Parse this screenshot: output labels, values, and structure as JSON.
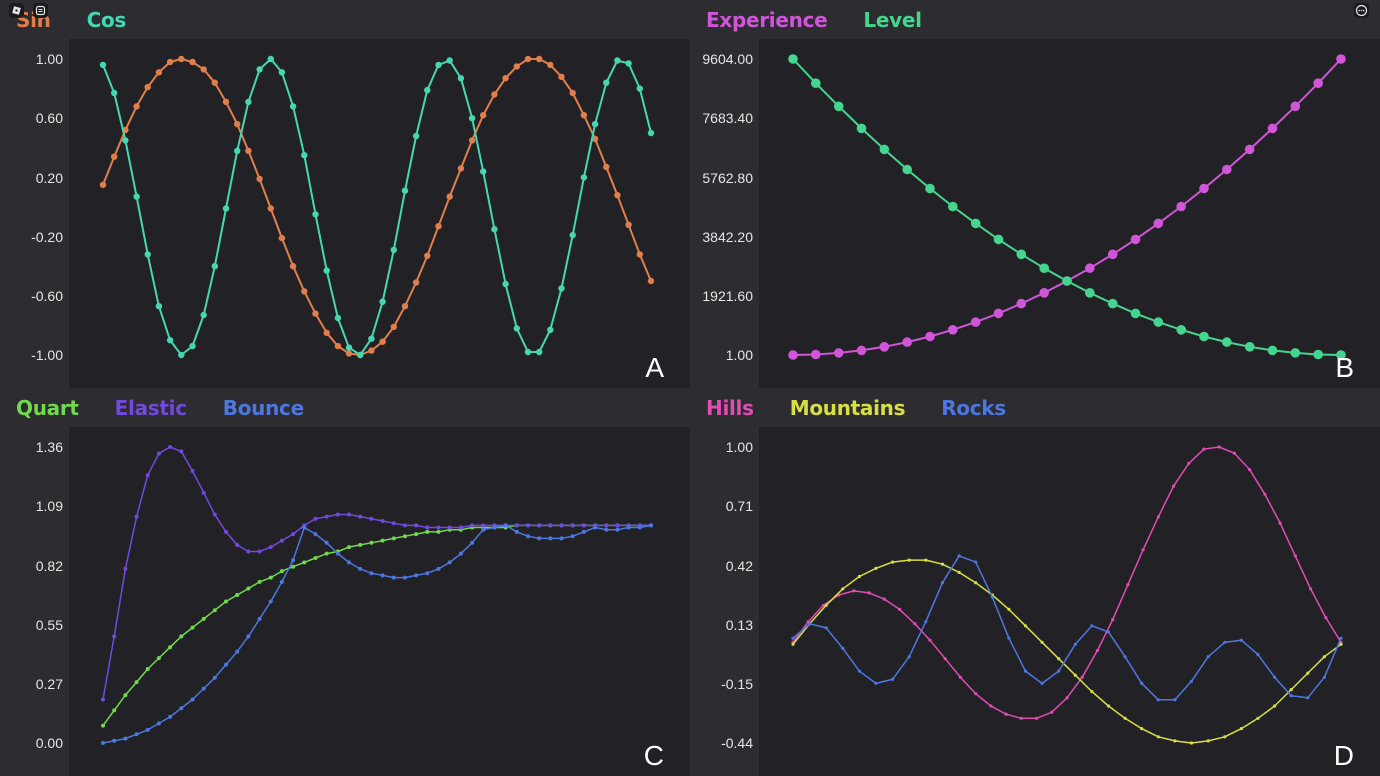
{
  "system_icons": {
    "left": [
      "roblox-menu-icon",
      "chat-icon"
    ],
    "right": [
      "more-options-icon"
    ]
  },
  "panels": [
    {
      "id": "A",
      "letter": "A",
      "legend": [
        {
          "label": "Sin",
          "color": "#e07f4b"
        },
        {
          "label": "Cos",
          "color": "#45d6b2"
        }
      ],
      "yticks": [
        "1.00",
        "0.60",
        "0.20",
        "-0.20",
        "-0.60",
        "-1.00"
      ]
    },
    {
      "id": "B",
      "letter": "B",
      "legend": [
        {
          "label": "Experience",
          "color": "#d155d8"
        },
        {
          "label": "Level",
          "color": "#44d68e"
        }
      ],
      "yticks": [
        "9604.00",
        "7683.40",
        "5762.80",
        "3842.20",
        "1921.60",
        "1.00"
      ]
    },
    {
      "id": "C",
      "letter": "C",
      "legend": [
        {
          "label": "Quart",
          "color": "#72d94a"
        },
        {
          "label": "Elastic",
          "color": "#7049e0"
        },
        {
          "label": "Bounce",
          "color": "#4d77e0"
        }
      ],
      "yticks": [
        "1.36",
        "1.09",
        "0.82",
        "0.55",
        "0.27",
        "0.00"
      ]
    },
    {
      "id": "D",
      "letter": "D",
      "legend": [
        {
          "label": "Hills",
          "color": "#e04cb4"
        },
        {
          "label": "Mountains",
          "color": "#d8e040"
        },
        {
          "label": "Rocks",
          "color": "#4d77e0"
        }
      ],
      "yticks": [
        "1.00",
        "0.71",
        "0.42",
        "0.13",
        "-0.15",
        "-0.44"
      ]
    }
  ],
  "chart_data": [
    {
      "type": "line",
      "title": "A",
      "xlabel": "",
      "ylabel": "",
      "ylim": [
        -1.0,
        1.0
      ],
      "grid": false,
      "legend_position": "top-left",
      "series": [
        {
          "name": "Sin",
          "color": "#e07f4b",
          "marker_size": 3.2,
          "values": [
            0.15,
            0.34,
            0.52,
            0.68,
            0.81,
            0.91,
            0.98,
            1.0,
            0.98,
            0.93,
            0.84,
            0.71,
            0.56,
            0.38,
            0.19,
            -0.01,
            -0.21,
            -0.4,
            -0.57,
            -0.72,
            -0.85,
            -0.94,
            -0.99,
            -1.0,
            -0.97,
            -0.91,
            -0.81,
            -0.67,
            -0.51,
            -0.33,
            -0.13,
            0.07,
            0.26,
            0.45,
            0.62,
            0.76,
            0.87,
            0.95,
            1.0,
            1.0,
            0.96,
            0.88,
            0.77,
            0.62,
            0.46,
            0.27,
            0.08,
            -0.12,
            -0.32,
            -0.5
          ]
        },
        {
          "name": "Cos",
          "color": "#45d6b2",
          "marker_size": 3.2,
          "values": [
            0.96,
            0.77,
            0.45,
            0.07,
            -0.32,
            -0.67,
            -0.9,
            -1.0,
            -0.94,
            -0.73,
            -0.4,
            -0.01,
            0.38,
            0.71,
            0.93,
            1.0,
            0.91,
            0.68,
            0.35,
            -0.05,
            -0.43,
            -0.75,
            -0.95,
            -1.0,
            -0.89,
            -0.64,
            -0.29,
            0.11,
            0.48,
            0.79,
            0.96,
            0.99,
            0.87,
            0.6,
            0.24,
            -0.15,
            -0.52,
            -0.82,
            -0.98,
            -0.98,
            -0.83,
            -0.55,
            -0.19,
            0.2,
            0.56,
            0.84,
            0.99,
            0.97,
            0.8,
            0.5
          ]
        }
      ]
    },
    {
      "type": "line",
      "title": "B",
      "xlabel": "",
      "ylabel": "",
      "ylim": [
        1.0,
        9604.0
      ],
      "grid": false,
      "legend_position": "top-left",
      "series": [
        {
          "name": "Experience",
          "color": "#d155d8",
          "marker_size": 4.8,
          "values": [
            1,
            18,
            68,
            151,
            268,
            418,
            601,
            818,
            1068,
            1351,
            1668,
            2018,
            2402,
            2818,
            3268,
            3752,
            4269,
            4820,
            5403,
            6020,
            6670,
            7353,
            8070,
            8820,
            9604
          ]
        },
        {
          "name": "Level",
          "color": "#44d68e",
          "marker_size": 4.8,
          "values": [
            9604,
            8820,
            8070,
            7353,
            6670,
            6020,
            5403,
            4820,
            4269,
            3752,
            3268,
            2818,
            2402,
            2018,
            1668,
            1351,
            1068,
            818,
            601,
            418,
            268,
            151,
            68,
            18,
            1
          ]
        }
      ]
    },
    {
      "type": "line",
      "title": "C",
      "xlabel": "",
      "ylabel": "",
      "ylim": [
        0.0,
        1.36
      ],
      "grid": false,
      "legend_position": "top-left",
      "series": [
        {
          "name": "Quart",
          "color": "#72d94a",
          "marker_size": 2,
          "values": [
            0.08,
            0.15,
            0.22,
            0.28,
            0.34,
            0.39,
            0.44,
            0.49,
            0.53,
            0.57,
            0.61,
            0.65,
            0.68,
            0.71,
            0.74,
            0.76,
            0.79,
            0.81,
            0.83,
            0.85,
            0.87,
            0.88,
            0.9,
            0.91,
            0.92,
            0.93,
            0.94,
            0.95,
            0.96,
            0.97,
            0.97,
            0.98,
            0.98,
            0.99,
            0.99,
            0.99,
            0.99,
            1.0,
            1.0,
            1.0,
            1.0,
            1.0,
            1.0,
            1.0,
            1.0,
            1.0,
            1.0,
            1.0,
            1.0,
            1.0
          ]
        },
        {
          "name": "Elastic",
          "color": "#7049e0",
          "marker_size": 2,
          "values": [
            0.2,
            0.49,
            0.8,
            1.04,
            1.23,
            1.33,
            1.36,
            1.34,
            1.25,
            1.15,
            1.05,
            0.97,
            0.91,
            0.88,
            0.88,
            0.9,
            0.93,
            0.96,
            1.0,
            1.03,
            1.04,
            1.05,
            1.05,
            1.04,
            1.03,
            1.02,
            1.01,
            1.0,
            1.0,
            0.99,
            0.99,
            0.99,
            0.99,
            1.0,
            1.0,
            1.0,
            1.0,
            1.0,
            1.0,
            1.0,
            1.0,
            1.0,
            1.0,
            1.0,
            1.0,
            1.0,
            1.0,
            1.0,
            1.0,
            1.0
          ]
        },
        {
          "name": "Bounce",
          "color": "#4d77e0",
          "marker_size": 2,
          "values": [
            0.0,
            0.01,
            0.02,
            0.04,
            0.06,
            0.09,
            0.12,
            0.16,
            0.2,
            0.25,
            0.3,
            0.36,
            0.42,
            0.49,
            0.57,
            0.65,
            0.74,
            0.84,
            0.99,
            0.96,
            0.92,
            0.87,
            0.83,
            0.8,
            0.78,
            0.77,
            0.76,
            0.76,
            0.77,
            0.78,
            0.8,
            0.83,
            0.87,
            0.92,
            0.98,
            0.99,
            1.0,
            0.97,
            0.95,
            0.94,
            0.94,
            0.94,
            0.95,
            0.97,
            0.99,
            0.98,
            0.98,
            0.99,
            0.99,
            1.0
          ]
        }
      ]
    },
    {
      "type": "line",
      "title": "D",
      "xlabel": "",
      "ylabel": "",
      "ylim": [
        -0.44,
        1.0
      ],
      "grid": false,
      "legend_position": "top-left",
      "series": [
        {
          "name": "Hills",
          "color": "#e04cb4",
          "marker_size": 1.6,
          "values": [
            0.05,
            0.15,
            0.23,
            0.28,
            0.3,
            0.29,
            0.26,
            0.21,
            0.14,
            0.06,
            -0.03,
            -0.12,
            -0.2,
            -0.26,
            -0.3,
            -0.32,
            -0.32,
            -0.29,
            -0.22,
            -0.12,
            0.01,
            0.16,
            0.33,
            0.5,
            0.66,
            0.81,
            0.92,
            0.99,
            1.0,
            0.97,
            0.89,
            0.77,
            0.63,
            0.47,
            0.31,
            0.17,
            0.05
          ]
        },
        {
          "name": "Mountains",
          "color": "#d8e040",
          "marker_size": 1.6,
          "values": [
            0.04,
            0.14,
            0.23,
            0.31,
            0.37,
            0.41,
            0.44,
            0.45,
            0.45,
            0.43,
            0.39,
            0.34,
            0.28,
            0.21,
            0.13,
            0.05,
            -0.03,
            -0.11,
            -0.19,
            -0.26,
            -0.32,
            -0.37,
            -0.41,
            -0.43,
            -0.44,
            -0.43,
            -0.41,
            -0.37,
            -0.32,
            -0.26,
            -0.18,
            -0.1,
            -0.02,
            0.04
          ]
        },
        {
          "name": "Rocks",
          "color": "#4d77e0",
          "marker_size": 1.6,
          "values": [
            0.07,
            0.14,
            0.12,
            0.02,
            -0.09,
            -0.15,
            -0.13,
            -0.02,
            0.15,
            0.34,
            0.47,
            0.44,
            0.27,
            0.07,
            -0.09,
            -0.15,
            -0.09,
            0.04,
            0.13,
            0.1,
            -0.02,
            -0.15,
            -0.23,
            -0.23,
            -0.14,
            -0.02,
            0.05,
            0.06,
            -0.01,
            -0.12,
            -0.21,
            -0.22,
            -0.12,
            0.07
          ]
        }
      ]
    }
  ]
}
::::::
EXERCISE PROMPT: Extract every line that has the string "name" in it.

OUTPUT:
          "name": "Sin",
          "name": "Cos",
          "name": "Experience",
          "name": "Level",
          "name": "Quart",
          "name": "Elastic",
          "name": "Bounce",
          "name": "Hills",
          "name": "Mountains",
          "name": "Rocks",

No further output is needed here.